• TASK A
Name every person mentioned by name in the refugee camp article.

--- START OF PAGE TEXT ---

Fudama now lives in the Minawao refugee camp. The conditions for all refugees are tough. When Filippo Grandi, the high commissioner for the UN refugee agency, UNHCR, visited Minawao in December, he was met with a delegation that presented a list of grievances.

They included complaints over insufficient food, water, and firewood. They criticised the lack of adequate health care, overcrowded classrooms, and the need for more clothes and blankets. 

Minawao, 70 kilometres from the border, is arid and rocky. Forty-one percent of the camp’s population are “food insecure”, meaning they lack reliable access to enough food. The availability of land around Minawao is limited, so it’s hard to cultivate to supplement rations.

UNHCR acknowledges the problems. In its Regional Refugee Response Plan for 2017, it notes that the camp operates at “three times its maximum capacity and the resulting congestion makes providing assistance in a manner aligned with international humanitarian standards, a key challenge”.

There is, for example, no psychosocial support for refugees who have been the victims of Boko Haram violence, and child protection and gender-based violence mechanisms are weak.

Nigerian refugees in Cameroon
UNHCR

Frustrations

UNHCR is also aware of the frustration of the refugees over a government policy that prevents them from moving freely out of the camp to find work in the local economy. 

“We are living in the desert, and finding food, wood, and water sources is very difficult, but we don’t want to fold our arms and depend on donations,” says Bulus Musa, who fled Nigeria because members of his own family had joined Boko Haram.

--- END OF PAGE TEXT ---
--- START OF DATASET EXTRACT ---

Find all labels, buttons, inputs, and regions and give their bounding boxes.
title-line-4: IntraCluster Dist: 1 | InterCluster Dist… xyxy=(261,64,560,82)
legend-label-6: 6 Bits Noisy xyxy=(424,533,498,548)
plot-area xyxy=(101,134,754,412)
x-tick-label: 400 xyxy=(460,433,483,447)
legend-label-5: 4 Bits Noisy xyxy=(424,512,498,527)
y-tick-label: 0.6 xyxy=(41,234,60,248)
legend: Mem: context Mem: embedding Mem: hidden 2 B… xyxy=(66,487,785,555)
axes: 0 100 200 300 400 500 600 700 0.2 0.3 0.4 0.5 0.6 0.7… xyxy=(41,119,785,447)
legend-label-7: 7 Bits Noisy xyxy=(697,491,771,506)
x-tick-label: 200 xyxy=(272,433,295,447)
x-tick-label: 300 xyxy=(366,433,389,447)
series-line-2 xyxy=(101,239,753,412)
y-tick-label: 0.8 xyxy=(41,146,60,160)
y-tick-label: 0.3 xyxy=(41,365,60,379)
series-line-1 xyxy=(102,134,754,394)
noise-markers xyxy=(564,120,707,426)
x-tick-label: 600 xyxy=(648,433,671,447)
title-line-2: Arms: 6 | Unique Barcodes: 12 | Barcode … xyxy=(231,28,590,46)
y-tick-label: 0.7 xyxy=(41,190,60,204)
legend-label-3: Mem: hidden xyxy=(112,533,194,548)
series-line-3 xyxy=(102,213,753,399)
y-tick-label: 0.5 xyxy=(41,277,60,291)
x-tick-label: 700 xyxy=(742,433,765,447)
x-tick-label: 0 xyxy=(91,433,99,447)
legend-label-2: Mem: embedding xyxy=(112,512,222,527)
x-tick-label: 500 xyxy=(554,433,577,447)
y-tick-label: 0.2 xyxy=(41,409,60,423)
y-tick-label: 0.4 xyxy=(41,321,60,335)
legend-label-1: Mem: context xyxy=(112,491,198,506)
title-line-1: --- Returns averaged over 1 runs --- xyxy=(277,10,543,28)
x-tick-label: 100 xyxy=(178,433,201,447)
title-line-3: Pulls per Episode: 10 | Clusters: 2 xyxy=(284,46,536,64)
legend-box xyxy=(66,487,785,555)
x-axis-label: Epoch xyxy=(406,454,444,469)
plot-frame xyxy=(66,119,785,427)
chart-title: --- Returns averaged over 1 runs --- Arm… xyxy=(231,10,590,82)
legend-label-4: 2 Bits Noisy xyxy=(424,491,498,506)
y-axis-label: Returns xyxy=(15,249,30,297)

--- END OF DATASET EXTRACT ---

• TASK B
Copy out word for word the lines of the listing, starting with its first line and going on through the line that contains "plot-frame xyxy=(66,119,785,427)", including that line.

• FULL OUTPUT A
Fudama, Filippo Grandi, Bulus Musa

• FULL OUTPUT B
Find all labels, buttons, inputs, and regions and give their bounding boxes.
title-line-4: IntraCluster Dist: 1 | InterCluster Dist… xyxy=(261,64,560,82)
legend-label-6: 6 Bits Noisy xyxy=(424,533,498,548)
plot-area xyxy=(101,134,754,412)
x-tick-label: 400 xyxy=(460,433,483,447)
legend-label-5: 4 Bits Noisy xyxy=(424,512,498,527)
y-tick-label: 0.6 xyxy=(41,234,60,248)
legend: Mem: context Mem: embedding Mem: hidden 2 B… xyxy=(66,487,785,555)
axes: 0 100 200 300 400 500 600 700 0.2 0.3 0.4 0.5 0.6 0.7… xyxy=(41,119,785,447)
legend-label-7: 7 Bits Noisy xyxy=(697,491,771,506)
x-tick-label: 200 xyxy=(272,433,295,447)
x-tick-label: 300 xyxy=(366,433,389,447)
series-line-2 xyxy=(101,239,753,412)
y-tick-label: 0.8 xyxy=(41,146,60,160)
y-tick-label: 0.3 xyxy=(41,365,60,379)
series-line-1 xyxy=(102,134,754,394)
noise-markers xyxy=(564,120,707,426)
x-tick-label: 600 xyxy=(648,433,671,447)
title-line-2: Arms: 6 | Unique Barcodes: 12 | Barcode … xyxy=(231,28,590,46)
y-tick-label: 0.7 xyxy=(41,190,60,204)
legend-label-3: Mem: hidden xyxy=(112,533,194,548)
series-line-3 xyxy=(102,213,753,399)
y-tick-label: 0.5 xyxy=(41,277,60,291)
x-tick-label: 700 xyxy=(742,433,765,447)
x-tick-label: 0 xyxy=(91,433,99,447)
legend-label-2: Mem: embedding xyxy=(112,512,222,527)
x-tick-label: 500 xyxy=(554,433,577,447)
y-tick-label: 0.2 xyxy=(41,409,60,423)
y-tick-label: 0.4 xyxy=(41,321,60,335)
legend-label-1: Mem: context xyxy=(112,491,198,506)
title-line-1: --- Returns averaged over 1 runs --- xyxy=(277,10,543,28)
x-tick-label: 100 xyxy=(178,433,201,447)
title-line-3: Pulls per Episode: 10 | Clusters: 2 xyxy=(284,46,536,64)
legend-box xyxy=(66,487,785,555)
x-axis-label: Epoch xyxy=(406,454,444,469)
plot-frame xyxy=(66,119,785,427)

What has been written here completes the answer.